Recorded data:

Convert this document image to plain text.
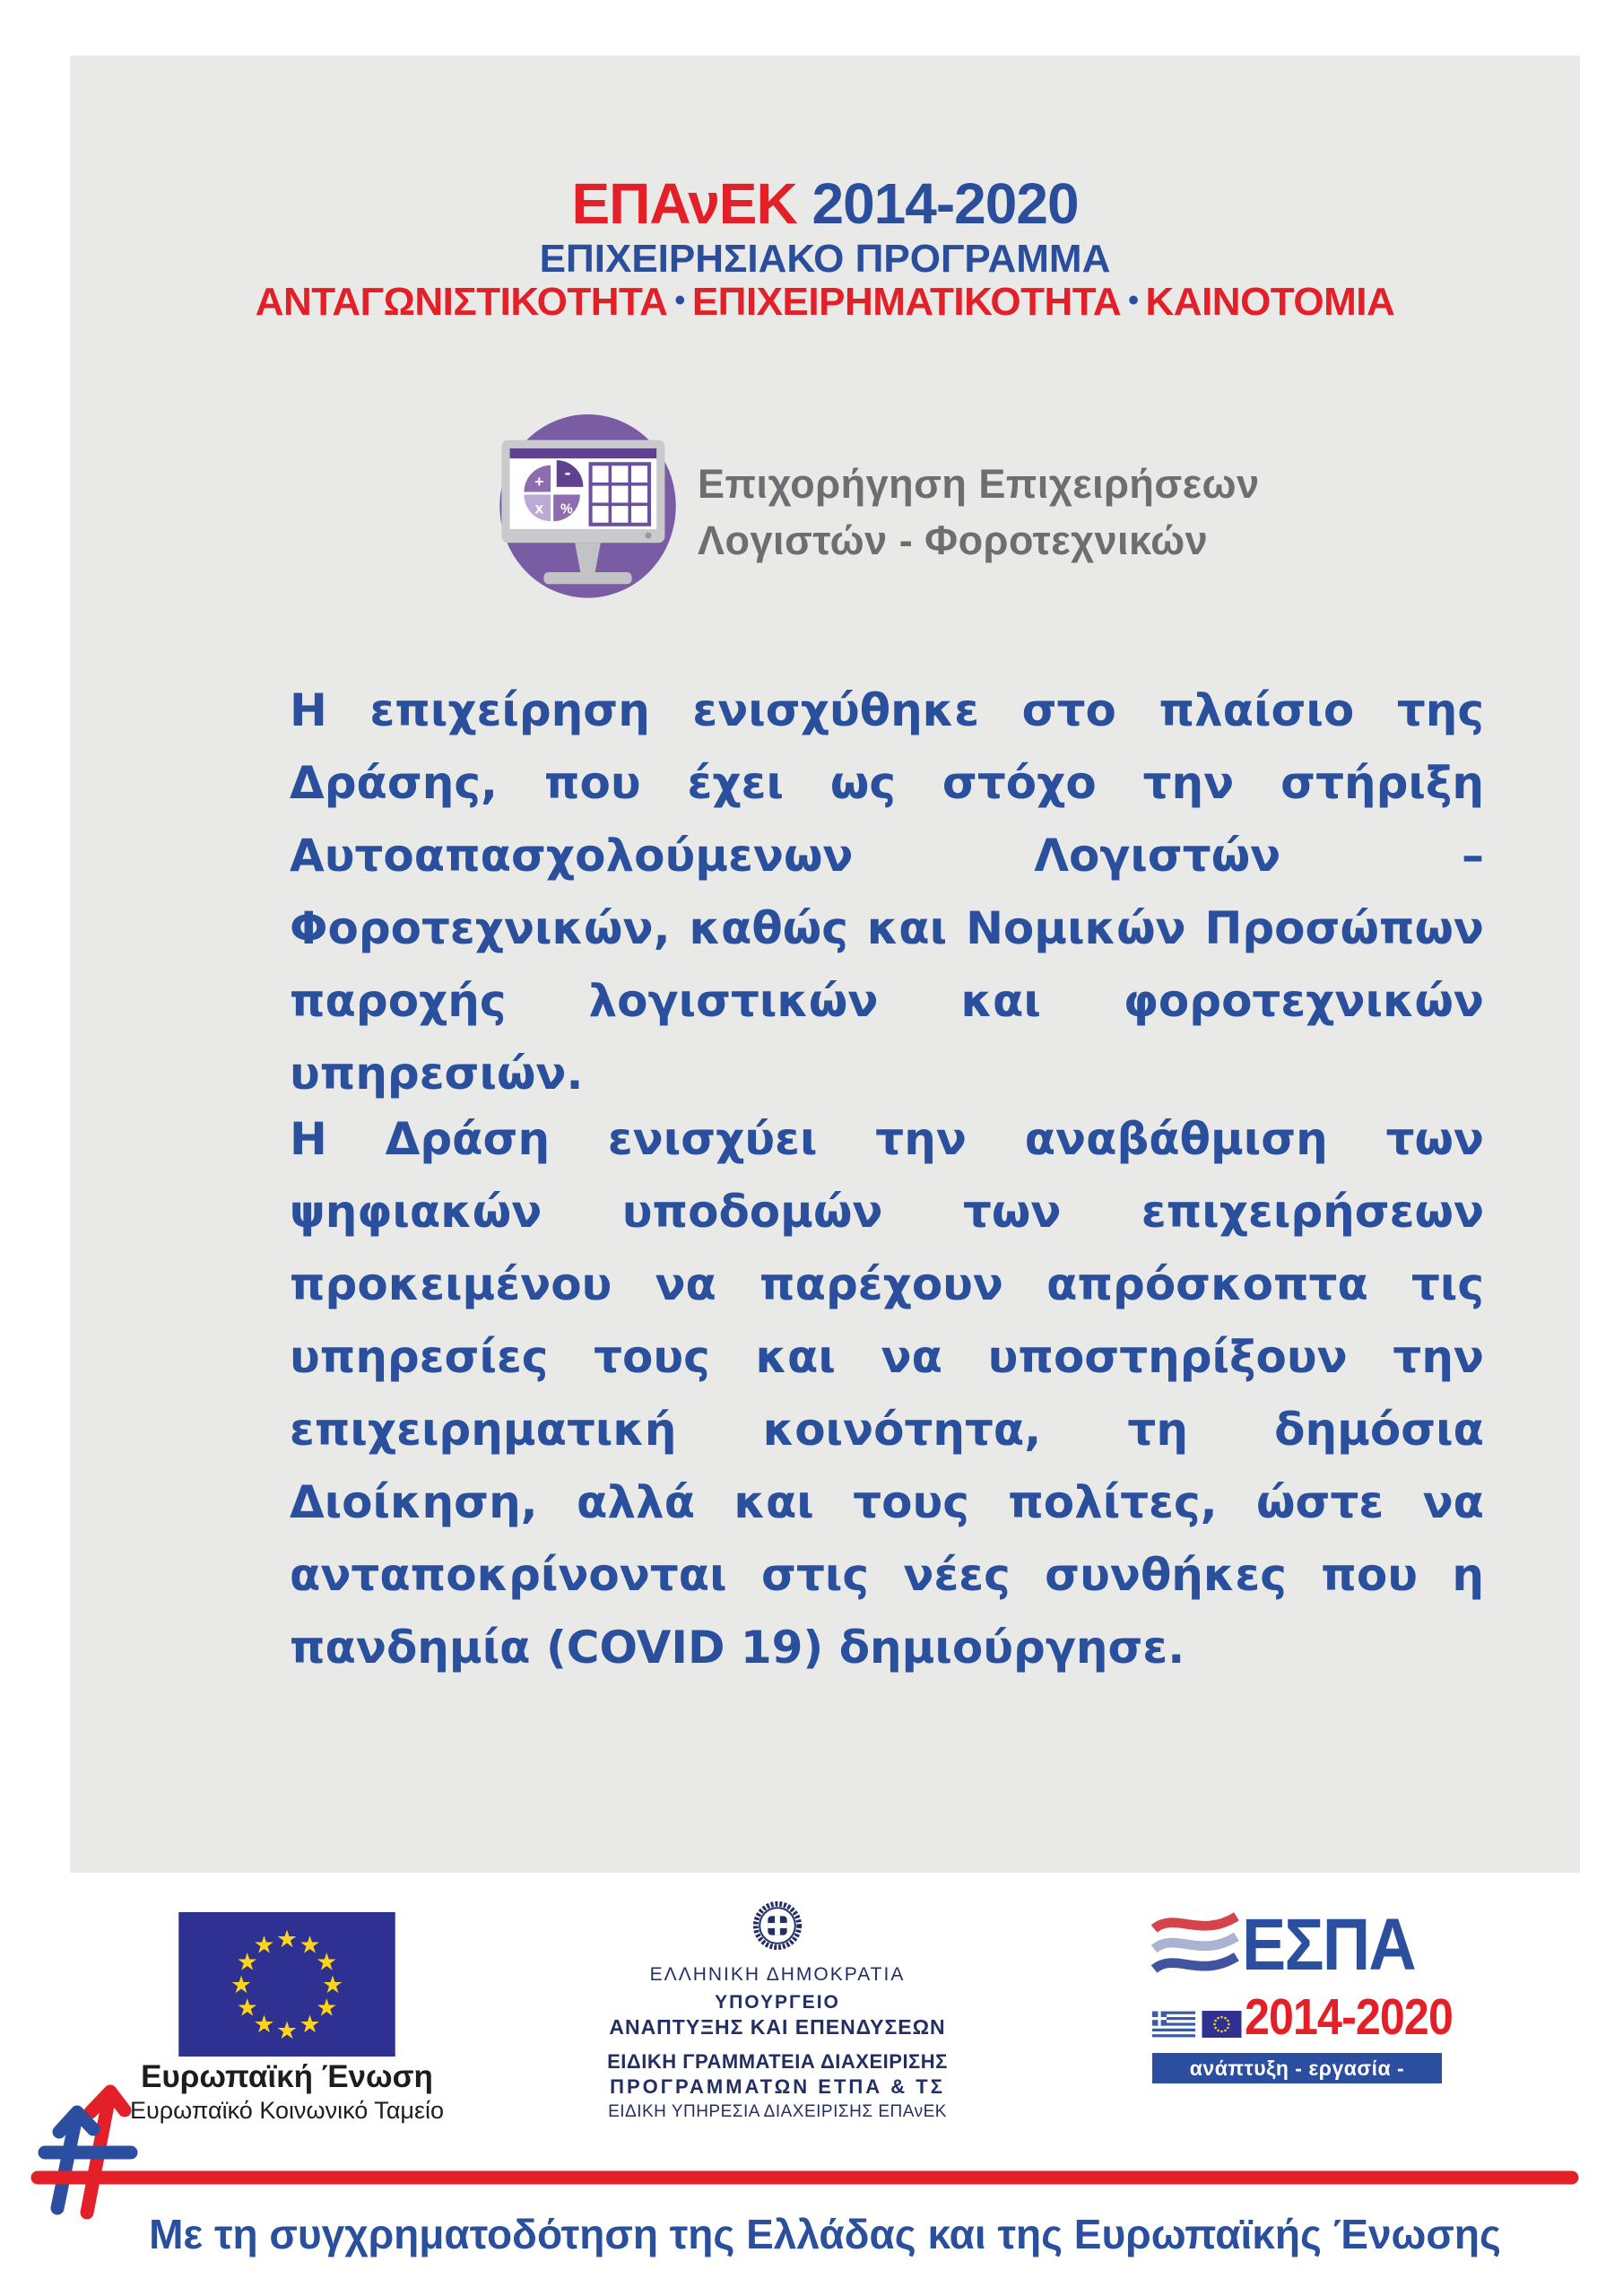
ΕΠΑνΕΚ 2014-2020
ΕΠΙΧΕΙΡΗΣΙΑΚΟ ΠΡΟΓΡΑΜΜΑ
ΑΝΤΑΓΩΝΙΣΤΙΚΟΤΗΤΑ • ΕΠΙΧΕΙΡΗΜΑΤΙΚΟΤΗΤΑ • ΚΑΙΝΟΤΟΜΙΑ
+ -
x %
Επιχορήγηση Επιχειρήσεων
Λογιστών - Φοροτεχνικών
Η επιχείρηση ενισχύθηκε στο πλαίσιο της Δράσης, που έχει ως στόχο την στήριξη Αυτοαπασχολούμενων Λογιστών – Φοροτεχνικών, καθώς και Νομικών Προσώπων παροχής λογιστικών και φοροτεχνικών υπηρεσιών.
Η Δράση ενισχύει την αναβάθμιση των ψηφιακών υποδομών των επιχειρήσεων προκειμένου να παρέχουν απρόσκοπτα τις υπηρεσίες τους και να υποστηρίξουν την επιχειρηματική κοινότητα, τη δημόσια Διοίκηση, αλλά και τους πολίτες, ώστε να ανταποκρίνονται στις νέες συνθήκες που η πανδημία (COVID 19) δημιούργησε.
★ ★
★
★
★
★
★
★
★
★
★
★
Ευρωπαϊκή Ένωση
Ευρωπαϊκό Κοινωνικό Ταμείο
ΕΛΛΗΝΙΚΗ ΔΗΜΟΚΡΑΤΙΑ
ΥΠΟΥΡΓΕΙΟ
ΑΝΑΠΤΥΞΗΣ ΚΑΙ ΕΠΕΝΔΥΣΕΩΝ
ΕΙΔΙΚΗ ΓΡΑΜΜΑΤΕΙΑ ΔΙΑΧΕΙΡΙΣΗΣ
ΠΡΟΓΡΑΜΜΑΤΩΝ ΕΤΠΑ & ΤΣ
ΕΙΔΙΚΗ ΥΠΗΡΕΣΙΑ ΔΙΑΧΕΙΡΙΣΗΣ ΕΠΑνΕΚ
ΕΣΠΑ
2014-2020
ανάπτυξη - εργασία - αλληλεγγύη
Με τη συγχρηματοδότηση της Ελλάδας και της Ευρωπαϊκής Ένωσης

[TO BE DONE] Reproduce every line exactly and omit all pictures.

[FINAL RESULT]
Convert this document image to plain text.
ΕΠΑνΕΚ 2014-2020
ΕΠΙΧΕΙΡΗΣΙΑΚΟ ΠΡΟΓΡΑΜΜΑ
ΑΝΤΑΓΩΝΙΣΤΙΚΟΤΗΤΑ • ΕΠΙΧΕΙΡΗΜΑΤΙΚΟΤΗΤΑ • ΚΑΙΝΟΤΟΜΙΑ
+ -
x %
Επιχορήγηση Επιχειρήσεων
Λογιστών - Φοροτεχνικών
Η επιχείρηση ενισχύθηκε στο πλαίσιο της Δράσης, που έχει ως στόχο την στήριξη Αυτοαπασχολούμενων Λογιστών – Φοροτεχνικών, καθώς και Νομικών Προσώπων παροχής λογιστικών και φοροτεχνικών υπηρεσιών.
Η Δράση ενισχύει την αναβάθμιση των ψηφιακών υποδομών των επιχειρήσεων προκειμένου να παρέχουν απρόσκοπτα τις υπηρεσίες τους και να υποστηρίξουν την επιχειρηματική κοινότητα, τη δημόσια Διοίκηση, αλλά και τους πολίτες, ώστε να ανταποκρίνονται στις νέες συνθήκες που η πανδημία (COVID 19) δημιούργησε.
★ ★
★
★
★
★
★
★
★
★
★
★
Ευρωπαϊκή Ένωση
Ευρωπαϊκό Κοινωνικό Ταμείο
ΕΛΛΗΝΙΚΗ ΔΗΜΟΚΡΑΤΙΑ
ΥΠΟΥΡΓΕΙΟ
ΑΝΑΠΤΥΞΗΣ ΚΑΙ ΕΠΕΝΔΥΣΕΩΝ
ΕΙΔΙΚΗ ΓΡΑΜΜΑΤΕΙΑ ΔΙΑΧΕΙΡΙΣΗΣ
ΠΡΟΓΡΑΜΜΑΤΩΝ ΕΤΠΑ & ΤΣ
ΕΙΔΙΚΗ ΥΠΗΡΕΣΙΑ ΔΙΑΧΕΙΡΙΣΗΣ ΕΠΑνΕΚ
ΕΣΠΑ
2014-2020
ανάπτυξη - εργασία - αλληλεγγύη
Με τη συγχρηματοδότηση της Ελλάδας και της Ευρωπαϊκής Ένωσης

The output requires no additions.